((

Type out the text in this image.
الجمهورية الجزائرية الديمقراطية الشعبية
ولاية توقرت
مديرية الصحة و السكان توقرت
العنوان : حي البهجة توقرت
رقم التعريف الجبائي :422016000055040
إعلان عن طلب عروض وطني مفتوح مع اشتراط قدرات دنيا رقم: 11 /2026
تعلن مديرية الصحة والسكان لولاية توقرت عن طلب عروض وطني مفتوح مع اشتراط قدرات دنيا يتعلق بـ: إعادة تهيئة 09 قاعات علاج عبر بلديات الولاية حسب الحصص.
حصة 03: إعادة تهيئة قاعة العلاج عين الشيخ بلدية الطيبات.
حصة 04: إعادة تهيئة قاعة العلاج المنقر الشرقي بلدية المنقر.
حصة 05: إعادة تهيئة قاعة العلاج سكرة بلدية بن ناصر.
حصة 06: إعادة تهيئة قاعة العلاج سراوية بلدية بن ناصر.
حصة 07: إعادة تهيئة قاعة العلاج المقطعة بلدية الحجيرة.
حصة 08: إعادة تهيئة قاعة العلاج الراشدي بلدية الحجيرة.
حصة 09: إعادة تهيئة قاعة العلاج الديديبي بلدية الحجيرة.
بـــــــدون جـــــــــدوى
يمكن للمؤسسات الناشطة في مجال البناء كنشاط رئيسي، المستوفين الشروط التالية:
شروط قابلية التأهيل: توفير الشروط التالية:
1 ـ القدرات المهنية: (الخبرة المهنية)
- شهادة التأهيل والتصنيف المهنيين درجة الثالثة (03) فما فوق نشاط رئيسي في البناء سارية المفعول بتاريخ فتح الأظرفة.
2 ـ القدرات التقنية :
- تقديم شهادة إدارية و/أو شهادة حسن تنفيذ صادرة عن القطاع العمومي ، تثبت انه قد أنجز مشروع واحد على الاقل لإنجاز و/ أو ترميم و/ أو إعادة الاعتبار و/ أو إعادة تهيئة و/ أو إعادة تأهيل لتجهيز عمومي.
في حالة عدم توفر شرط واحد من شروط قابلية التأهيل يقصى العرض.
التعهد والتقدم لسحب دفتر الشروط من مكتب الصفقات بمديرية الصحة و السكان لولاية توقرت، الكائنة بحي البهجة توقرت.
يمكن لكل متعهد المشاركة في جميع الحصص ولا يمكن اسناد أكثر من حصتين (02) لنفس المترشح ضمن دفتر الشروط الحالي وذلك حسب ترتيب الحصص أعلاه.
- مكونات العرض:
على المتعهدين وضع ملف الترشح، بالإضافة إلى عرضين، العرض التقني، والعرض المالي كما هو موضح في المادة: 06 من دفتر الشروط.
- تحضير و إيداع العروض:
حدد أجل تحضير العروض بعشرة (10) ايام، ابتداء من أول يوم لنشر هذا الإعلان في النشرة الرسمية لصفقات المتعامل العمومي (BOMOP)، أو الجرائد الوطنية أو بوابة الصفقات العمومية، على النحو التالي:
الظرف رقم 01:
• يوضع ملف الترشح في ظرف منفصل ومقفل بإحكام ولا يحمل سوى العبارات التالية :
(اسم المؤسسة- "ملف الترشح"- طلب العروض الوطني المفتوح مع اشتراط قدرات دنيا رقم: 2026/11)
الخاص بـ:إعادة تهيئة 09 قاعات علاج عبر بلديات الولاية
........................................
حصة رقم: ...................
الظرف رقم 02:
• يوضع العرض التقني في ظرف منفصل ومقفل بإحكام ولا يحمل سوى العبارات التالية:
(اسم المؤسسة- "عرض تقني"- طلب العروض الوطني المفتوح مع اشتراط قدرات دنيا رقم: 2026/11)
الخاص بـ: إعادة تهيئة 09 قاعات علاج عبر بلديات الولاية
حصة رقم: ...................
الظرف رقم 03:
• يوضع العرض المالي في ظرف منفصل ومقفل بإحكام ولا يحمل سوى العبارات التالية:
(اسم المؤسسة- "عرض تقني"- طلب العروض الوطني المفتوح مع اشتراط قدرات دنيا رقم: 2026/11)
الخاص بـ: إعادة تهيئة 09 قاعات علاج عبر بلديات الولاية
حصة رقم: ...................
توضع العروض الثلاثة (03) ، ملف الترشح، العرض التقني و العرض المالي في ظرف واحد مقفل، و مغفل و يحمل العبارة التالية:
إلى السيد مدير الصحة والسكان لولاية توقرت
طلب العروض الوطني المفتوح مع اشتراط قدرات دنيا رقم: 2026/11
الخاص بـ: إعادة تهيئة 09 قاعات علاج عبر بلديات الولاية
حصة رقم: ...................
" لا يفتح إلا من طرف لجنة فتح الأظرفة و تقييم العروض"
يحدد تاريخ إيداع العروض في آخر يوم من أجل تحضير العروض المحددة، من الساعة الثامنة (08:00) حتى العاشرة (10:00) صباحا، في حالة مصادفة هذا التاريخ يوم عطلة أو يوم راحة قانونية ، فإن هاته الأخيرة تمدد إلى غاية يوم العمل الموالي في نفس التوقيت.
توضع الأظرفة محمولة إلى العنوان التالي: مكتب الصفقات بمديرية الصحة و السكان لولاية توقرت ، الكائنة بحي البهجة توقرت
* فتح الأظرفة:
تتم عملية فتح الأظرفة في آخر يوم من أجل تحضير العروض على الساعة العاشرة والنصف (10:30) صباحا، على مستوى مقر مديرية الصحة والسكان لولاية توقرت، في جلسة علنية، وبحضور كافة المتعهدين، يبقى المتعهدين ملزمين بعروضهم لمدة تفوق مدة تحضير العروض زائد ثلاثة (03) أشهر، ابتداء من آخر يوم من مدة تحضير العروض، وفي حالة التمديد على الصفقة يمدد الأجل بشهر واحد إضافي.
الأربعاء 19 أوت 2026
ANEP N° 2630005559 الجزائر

))

**Brief**
In the material above, show every line where the word "العنوان" turns up.

**Exercise response**
العنوان : حي البهجة توقرت
توضع الأظرفة محمولة إلى العنوان التالي: مكتب الصفقات بمديرية الصحة و السكان لولاية توقرت ، الكائنة بحي البهجة توقرت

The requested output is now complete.